--- begin Material provided ---

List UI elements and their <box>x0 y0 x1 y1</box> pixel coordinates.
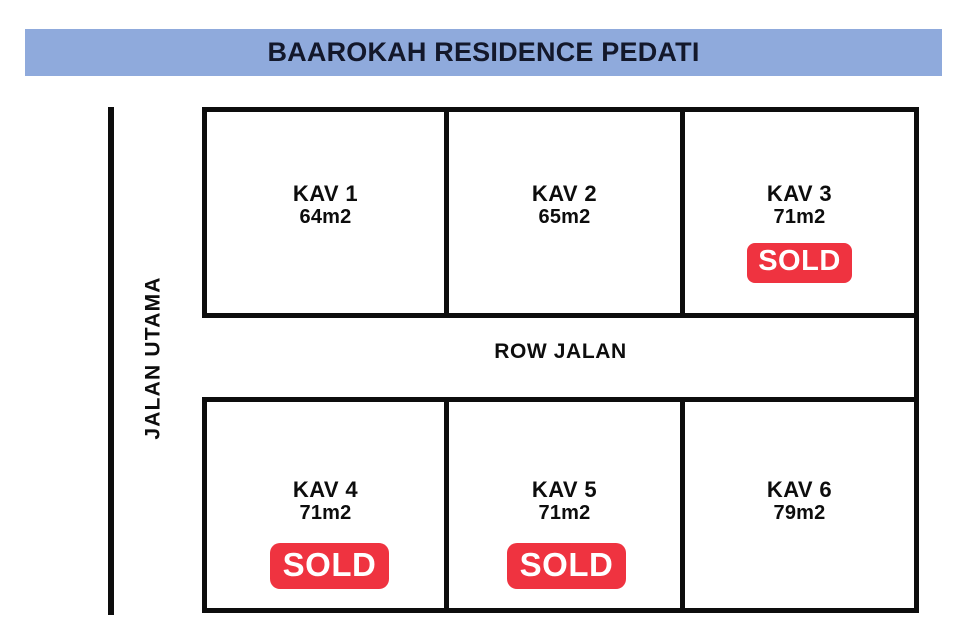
plot-area: 64m2 <box>293 206 358 229</box>
plot-area: 79m2 <box>767 502 832 525</box>
plot-kav-1[interactable]: KAV 1 64m2 <box>207 112 449 313</box>
plot-label-group: KAV 5 71m2 SOLD <box>505 477 625 589</box>
plot-label-group: KAV 6 79m2 <box>767 477 832 561</box>
status-badge: SOLD <box>747 243 852 283</box>
plot-name: KAV 4 <box>266 477 386 502</box>
plot-label-group: KAV 4 71m2 SOLD <box>266 477 386 589</box>
title-banner: BAAROKAH RESIDENCE PEDATI <box>25 29 942 76</box>
plot-name: KAV 5 <box>505 477 625 502</box>
plot-label-group: KAV 2 65m2 <box>532 181 597 259</box>
sold-badge-wrap: SOLD <box>747 229 852 283</box>
plot-kav-5[interactable]: KAV 5 71m2 SOLD <box>449 402 685 608</box>
interior-road-label: ROW JALAN <box>202 340 919 364</box>
plot-kav-6[interactable]: KAV 6 79m2 <box>685 402 914 608</box>
plot-area: 71m2 <box>505 502 625 525</box>
sold-badge-wrap: SOLD <box>507 525 627 589</box>
plot-row-bottom: KAV 4 71m2 SOLD KAV 5 71m2 SOLD KAV 6 79… <box>202 397 919 613</box>
plot-name: KAV 1 <box>293 181 358 206</box>
plot-area: 65m2 <box>532 206 597 229</box>
plot-kav-3[interactable]: KAV 3 71m2 SOLD <box>685 112 914 313</box>
plot-kav-4[interactable]: KAV 4 71m2 SOLD <box>207 402 449 608</box>
plot-label-group: KAV 3 71m2 SOLD <box>747 181 852 283</box>
plot-area: 71m2 <box>266 502 386 525</box>
plot-name: KAV 2 <box>532 181 597 206</box>
sold-badge-wrap: SOLD <box>270 525 390 589</box>
status-badge: SOLD <box>270 543 390 589</box>
plot-label-group: KAV 1 64m2 <box>293 181 358 259</box>
plot-name: KAV 6 <box>767 477 832 502</box>
main-road-label-text: JALAN UTAMA <box>142 276 166 439</box>
main-road-label: JALAN UTAMA <box>124 258 184 458</box>
page-title: BAAROKAH RESIDENCE PEDATI <box>267 37 699 68</box>
site-plan-diagram: BAAROKAH RESIDENCE PEDATI JALAN UTAMA KA… <box>0 0 968 644</box>
plot-area: 71m2 <box>747 206 852 229</box>
plot-kav-2[interactable]: KAV 2 65m2 <box>449 112 685 313</box>
plot-name: KAV 3 <box>747 181 852 206</box>
plot-row-top: KAV 1 64m2 KAV 2 65m2 KAV 3 71m2 <box>202 107 919 318</box>
main-road-line <box>108 107 114 615</box>
status-badge: SOLD <box>507 543 627 589</box>
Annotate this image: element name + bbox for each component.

--- end Material provided ---

# Stated exercise
Copy out all the records with "JALAN UTAMA" renamed to "MAIN ROAD" everywhere it occurs, changing nothing else. Leave the pictures out of your copy.

# Written answer
List UI elements and their <box>x0 y0 x1 y1</box> pixel coordinates.
plot-area: 64m2 <box>293 206 358 229</box>
plot-area: 79m2 <box>767 502 832 525</box>
plot-kav-1[interactable]: KAV 1 64m2 <box>207 112 449 313</box>
plot-label-group: KAV 5 71m2 SOLD <box>505 477 625 589</box>
plot-label-group: KAV 6 79m2 <box>767 477 832 561</box>
status-badge: SOLD <box>747 243 852 283</box>
plot-name: KAV 4 <box>266 477 386 502</box>
plot-label-group: KAV 4 71m2 SOLD <box>266 477 386 589</box>
title-banner: BAAROKAH RESIDENCE PEDATI <box>25 29 942 76</box>
plot-name: KAV 5 <box>505 477 625 502</box>
plot-label-group: KAV 2 65m2 <box>532 181 597 259</box>
sold-badge-wrap: SOLD <box>747 229 852 283</box>
plot-kav-5[interactable]: KAV 5 71m2 SOLD <box>449 402 685 608</box>
interior-road-label: ROW JALAN <box>202 340 919 364</box>
plot-kav-6[interactable]: KAV 6 79m2 <box>685 402 914 608</box>
plot-area: 71m2 <box>505 502 625 525</box>
sold-badge-wrap: SOLD <box>507 525 627 589</box>
plot-row-bottom: KAV 4 71m2 SOLD KAV 5 71m2 SOLD KAV 6 79… <box>202 397 919 613</box>
plot-name: KAV 1 <box>293 181 358 206</box>
plot-area: 65m2 <box>532 206 597 229</box>
plot-kav-3[interactable]: KAV 3 71m2 SOLD <box>685 112 914 313</box>
plot-kav-4[interactable]: KAV 4 71m2 SOLD <box>207 402 449 608</box>
plot-label-group: KAV 3 71m2 SOLD <box>747 181 852 283</box>
plot-area: 71m2 <box>266 502 386 525</box>
plot-name: KAV 2 <box>532 181 597 206</box>
sold-badge-wrap: SOLD <box>270 525 390 589</box>
status-badge: SOLD <box>270 543 390 589</box>
plot-label-group: KAV 1 64m2 <box>293 181 358 259</box>
plot-name: KAV 6 <box>767 477 832 502</box>
main-road-label-text: MAIN ROAD <box>142 276 166 439</box>
main-road-label: MAIN ROAD <box>124 258 184 458</box>
page-title: BAAROKAH RESIDENCE PEDATI <box>267 37 699 68</box>
site-plan-diagram: BAAROKAH RESIDENCE PEDATI MAIN ROAD KA… <box>0 0 968 644</box>
plot-area: 71m2 <box>747 206 852 229</box>
plot-kav-2[interactable]: KAV 2 65m2 <box>449 112 685 313</box>
plot-name: KAV 3 <box>747 181 852 206</box>
plot-row-top: KAV 1 64m2 KAV 2 65m2 KAV 3 71m2 <box>202 107 919 318</box>
main-road-line <box>108 107 114 615</box>
status-badge: SOLD <box>507 543 627 589</box>
Annotate this image: element name + bbox for each component.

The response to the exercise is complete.